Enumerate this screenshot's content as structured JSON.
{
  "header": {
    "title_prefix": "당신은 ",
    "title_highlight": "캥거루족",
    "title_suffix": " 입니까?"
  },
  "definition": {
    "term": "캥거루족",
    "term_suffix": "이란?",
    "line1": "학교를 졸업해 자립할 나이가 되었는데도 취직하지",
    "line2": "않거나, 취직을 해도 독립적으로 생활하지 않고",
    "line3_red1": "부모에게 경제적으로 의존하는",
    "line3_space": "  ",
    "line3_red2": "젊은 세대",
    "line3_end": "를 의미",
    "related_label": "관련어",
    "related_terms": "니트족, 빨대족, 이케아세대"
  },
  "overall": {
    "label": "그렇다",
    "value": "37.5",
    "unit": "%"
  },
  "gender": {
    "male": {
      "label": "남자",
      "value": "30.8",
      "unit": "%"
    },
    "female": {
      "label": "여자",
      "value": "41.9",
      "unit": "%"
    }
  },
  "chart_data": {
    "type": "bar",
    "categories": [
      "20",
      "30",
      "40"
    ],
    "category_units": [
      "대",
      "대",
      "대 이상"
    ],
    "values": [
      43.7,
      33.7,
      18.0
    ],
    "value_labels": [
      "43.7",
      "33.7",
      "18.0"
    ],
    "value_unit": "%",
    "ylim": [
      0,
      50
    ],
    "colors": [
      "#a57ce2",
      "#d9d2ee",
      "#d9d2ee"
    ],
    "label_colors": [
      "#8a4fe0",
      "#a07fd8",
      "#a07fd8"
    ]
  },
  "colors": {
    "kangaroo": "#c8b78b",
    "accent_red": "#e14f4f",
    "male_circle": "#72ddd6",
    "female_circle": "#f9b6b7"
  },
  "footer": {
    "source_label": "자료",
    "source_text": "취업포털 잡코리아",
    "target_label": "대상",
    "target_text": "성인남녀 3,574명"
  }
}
• • • • • • •
TASK INSTRUCTIONS
Write out every line of the material again, exactly as it reads.

THE SOLUTION
Enumerate this screenshot's content as structured JSON.
{
  "header": {
    "title_prefix": "당신은 ",
    "title_highlight": "캥거루족",
    "title_suffix": " 입니까?"
  },
  "definition": {
    "term": "캥거루족",
    "term_suffix": "이란?",
    "line1": "학교를 졸업해 자립할 나이가 되었는데도 취직하지",
    "line2": "않거나, 취직을 해도 독립적으로 생활하지 않고",
    "line3_red1": "부모에게 경제적으로 의존하는",
    "line3_space": "  ",
    "line3_red2": "젊은 세대",
    "line3_end": "를 의미",
    "related_label": "관련어",
    "related_terms": "니트족, 빨대족, 이케아세대"
  },
  "overall": {
    "label": "그렇다",
    "value": "37.5",
    "unit": "%"
  },
  "gender": {
    "male": {
      "label": "남자",
      "value": "30.8",
      "unit": "%"
    },
    "female": {
      "label": "여자",
      "value": "41.9",
      "unit": "%"
    }
  },
  "chart_data": {
    "type": "bar",
    "categories": [
      "20",
      "30",
      "40"
    ],
    "category_units": [
      "대",
      "대",
      "대 이상"
    ],
    "values": [
      43.7,
      33.7,
      18.0
    ],
    "value_labels": [
      "43.7",
      "33.7",
      "18.0"
    ],
    "value_unit": "%",
    "ylim": [
      0,
      50
    ],
    "colors": [
      "#a57ce2",
      "#d9d2ee",
      "#d9d2ee"
    ],
    "label_colors": [
      "#8a4fe0",
      "#a07fd8",
      "#a07fd8"
    ]
  },
  "colors": {
    "kangaroo": "#c8b78b",
    "accent_red": "#e14f4f",
    "male_circle": "#72ddd6",
    "female_circle": "#f9b6b7"
  },
  "footer": {
    "source_label": "자료",
    "source_text": "취업포털 잡코리아",
    "target_label": "대상",
    "target_text": "성인남녀 3,574명"
  }
}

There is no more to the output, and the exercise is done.